◆ PROBLEM DESCRIPTION ◆
Copy each line below without leaving any out.

◆ GIVEN INFORMATION ◆
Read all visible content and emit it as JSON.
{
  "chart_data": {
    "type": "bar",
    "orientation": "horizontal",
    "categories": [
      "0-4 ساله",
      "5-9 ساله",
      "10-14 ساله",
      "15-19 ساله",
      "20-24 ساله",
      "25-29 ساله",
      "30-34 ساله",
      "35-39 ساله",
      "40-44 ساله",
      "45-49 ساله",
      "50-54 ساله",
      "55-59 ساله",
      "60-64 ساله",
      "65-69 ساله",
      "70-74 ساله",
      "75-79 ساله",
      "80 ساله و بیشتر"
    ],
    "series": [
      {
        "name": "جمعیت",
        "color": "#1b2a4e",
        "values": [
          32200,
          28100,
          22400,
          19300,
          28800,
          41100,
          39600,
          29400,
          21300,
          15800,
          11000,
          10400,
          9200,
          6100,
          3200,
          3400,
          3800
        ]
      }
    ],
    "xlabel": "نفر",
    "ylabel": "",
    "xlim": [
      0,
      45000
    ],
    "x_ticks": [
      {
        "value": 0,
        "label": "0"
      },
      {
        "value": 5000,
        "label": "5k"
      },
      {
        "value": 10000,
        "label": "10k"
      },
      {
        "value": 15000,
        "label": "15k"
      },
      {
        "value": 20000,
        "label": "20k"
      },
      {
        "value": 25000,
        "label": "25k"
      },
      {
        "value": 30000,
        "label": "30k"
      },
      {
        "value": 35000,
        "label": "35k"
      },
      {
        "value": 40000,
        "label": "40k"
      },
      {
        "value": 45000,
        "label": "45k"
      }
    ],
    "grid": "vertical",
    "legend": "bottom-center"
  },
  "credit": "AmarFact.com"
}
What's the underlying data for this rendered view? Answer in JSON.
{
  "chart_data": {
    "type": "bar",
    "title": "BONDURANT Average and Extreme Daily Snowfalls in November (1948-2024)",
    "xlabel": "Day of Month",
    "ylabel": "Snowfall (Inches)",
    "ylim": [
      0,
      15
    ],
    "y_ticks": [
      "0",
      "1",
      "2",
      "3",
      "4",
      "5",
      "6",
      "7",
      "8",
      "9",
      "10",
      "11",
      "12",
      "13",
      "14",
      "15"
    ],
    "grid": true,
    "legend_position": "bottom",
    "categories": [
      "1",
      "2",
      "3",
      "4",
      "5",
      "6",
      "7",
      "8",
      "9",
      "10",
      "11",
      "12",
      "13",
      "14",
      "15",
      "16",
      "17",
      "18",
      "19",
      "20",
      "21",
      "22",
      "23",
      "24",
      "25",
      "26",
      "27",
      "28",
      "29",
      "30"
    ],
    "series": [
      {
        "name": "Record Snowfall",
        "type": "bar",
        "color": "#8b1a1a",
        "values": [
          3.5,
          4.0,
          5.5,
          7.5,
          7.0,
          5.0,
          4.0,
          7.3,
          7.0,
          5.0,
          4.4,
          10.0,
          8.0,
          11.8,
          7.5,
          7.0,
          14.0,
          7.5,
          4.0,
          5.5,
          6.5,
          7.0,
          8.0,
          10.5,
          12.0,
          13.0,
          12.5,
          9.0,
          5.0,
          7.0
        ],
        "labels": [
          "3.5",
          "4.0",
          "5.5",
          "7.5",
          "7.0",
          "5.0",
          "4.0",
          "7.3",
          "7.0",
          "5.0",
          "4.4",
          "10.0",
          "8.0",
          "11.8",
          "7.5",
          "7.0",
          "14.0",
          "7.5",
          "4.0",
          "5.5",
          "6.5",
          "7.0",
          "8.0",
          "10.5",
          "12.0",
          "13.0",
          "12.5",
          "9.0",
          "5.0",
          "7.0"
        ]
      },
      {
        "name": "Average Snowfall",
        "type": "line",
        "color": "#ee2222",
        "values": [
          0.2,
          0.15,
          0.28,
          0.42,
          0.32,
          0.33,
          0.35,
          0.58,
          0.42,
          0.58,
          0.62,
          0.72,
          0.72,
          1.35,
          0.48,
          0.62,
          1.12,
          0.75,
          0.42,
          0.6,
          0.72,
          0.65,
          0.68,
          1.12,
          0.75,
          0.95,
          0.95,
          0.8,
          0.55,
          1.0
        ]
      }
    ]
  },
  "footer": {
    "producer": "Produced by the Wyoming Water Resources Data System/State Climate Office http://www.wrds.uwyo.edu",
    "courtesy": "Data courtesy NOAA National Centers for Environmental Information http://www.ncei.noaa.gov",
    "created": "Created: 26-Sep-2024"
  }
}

◆ EXERCISE SOLUTION ◆
Read all visible content and emit it as JSON.
{
  "chart_data": {
    "type": "bar",
    "orientation": "horizontal",
    "categories": [
      "0-4 ساله",
      "5-9 ساله",
      "10-14 ساله",
      "15-19 ساله",
      "20-24 ساله",
      "25-29 ساله",
      "30-34 ساله",
      "35-39 ساله",
      "40-44 ساله",
      "45-49 ساله",
      "50-54 ساله",
      "55-59 ساله",
      "60-64 ساله",
      "65-69 ساله",
      "70-74 ساله",
      "75-79 ساله",
      "80 ساله و بیشتر"
    ],
    "series": [
      {
        "name": "جمعیت",
        "color": "#1b2a4e",
        "values": [
          32200,
          28100,
          22400,
          19300,
          28800,
          41100,
          39600,
          29400,
          21300,
          15800,
          11000,
          10400,
          9200,
          6100,
          3200,
          3400,
          3800
        ]
      }
    ],
    "xlabel": "نفر",
    "ylabel": "",
    "xlim": [
      0,
      45000
    ],
    "x_ticks": [
      {
        "value": 0,
        "label": "0"
      },
      {
        "value": 5000,
        "label": "5k"
      },
      {
        "value": 10000,
        "label": "10k"
      },
      {
        "value": 15000,
        "label": "15k"
      },
      {
        "value": 20000,
        "label": "20k"
      },
      {
        "value": 25000,
        "label": "25k"
      },
      {
        "value": 30000,
        "label": "30k"
      },
      {
        "value": 35000,
        "label": "35k"
      },
      {
        "value": 40000,
        "label": "40k"
      },
      {
        "value": 45000,
        "label": "45k"
      }
    ],
    "grid": "vertical",
    "legend": "bottom-center"
  },
  "credit": "AmarFact.com"
}
What's the underlying data for this rendered view? Answer in JSON.
{
  "chart_data": {
    "type": "bar",
    "title": "BONDURANT Average and Extreme Daily Snowfalls in November (1948-2024)",
    "xlabel": "Day of Month",
    "ylabel": "Snowfall (Inches)",
    "ylim": [
      0,
      15
    ],
    "y_ticks": [
      "0",
      "1",
      "2",
      "3",
      "4",
      "5",
      "6",
      "7",
      "8",
      "9",
      "10",
      "11",
      "12",
      "13",
      "14",
      "15"
    ],
    "grid": true,
    "legend_position": "bottom",
    "categories": [
      "1",
      "2",
      "3",
      "4",
      "5",
      "6",
      "7",
      "8",
      "9",
      "10",
      "11",
      "12",
      "13",
      "14",
      "15",
      "16",
      "17",
      "18",
      "19",
      "20",
      "21",
      "22",
      "23",
      "24",
      "25",
      "26",
      "27",
      "28",
      "29",
      "30"
    ],
    "series": [
      {
        "name": "Record Snowfall",
        "type": "bar",
        "color": "#8b1a1a",
        "values": [
          3.5,
          4.0,
          5.5,
          7.5,
          7.0,
          5.0,
          4.0,
          7.3,
          7.0,
          5.0,
          4.4,
          10.0,
          8.0,
          11.8,
          7.5,
          7.0,
          14.0,
          7.5,
          4.0,
          5.5,
          6.5,
          7.0,
          8.0,
          10.5,
          12.0,
          13.0,
          12.5,
          9.0,
          5.0,
          7.0
        ],
        "labels": [
          "3.5",
          "4.0",
          "5.5",
          "7.5",
          "7.0",
          "5.0",
          "4.0",
          "7.3",
          "7.0",
          "5.0",
          "4.4",
          "10.0",
          "8.0",
          "11.8",
          "7.5",
          "7.0",
          "14.0",
          "7.5",
          "4.0",
          "5.5",
          "6.5",
          "7.0",
          "8.0",
          "10.5",
          "12.0",
          "13.0",
          "12.5",
          "9.0",
          "5.0",
          "7.0"
        ]
      },
      {
        "name": "Average Snowfall",
        "type": "line",
        "color": "#ee2222",
        "values": [
          0.2,
          0.15,
          0.28,
          0.42,
          0.32,
          0.33,
          0.35,
          0.58,
          0.42,
          0.58,
          0.62,
          0.72,
          0.72,
          1.35,
          0.48,
          0.62,
          1.12,
          0.75,
          0.42,
          0.6,
          0.72,
          0.65,
          0.68,
          1.12,
          0.75,
          0.95,
          0.95,
          0.8,
          0.55,
          1.0
        ]
      }
    ]
  },
  "footer": {
    "producer": "Produced by the Wyoming Water Resources Data System/State Climate Office http://www.wrds.uwyo.edu",
    "courtesy": "Data courtesy NOAA National Centers for Environmental Information http://www.ncei.noaa.gov",
    "created": "Created: 26-Sep-2024"
  }
}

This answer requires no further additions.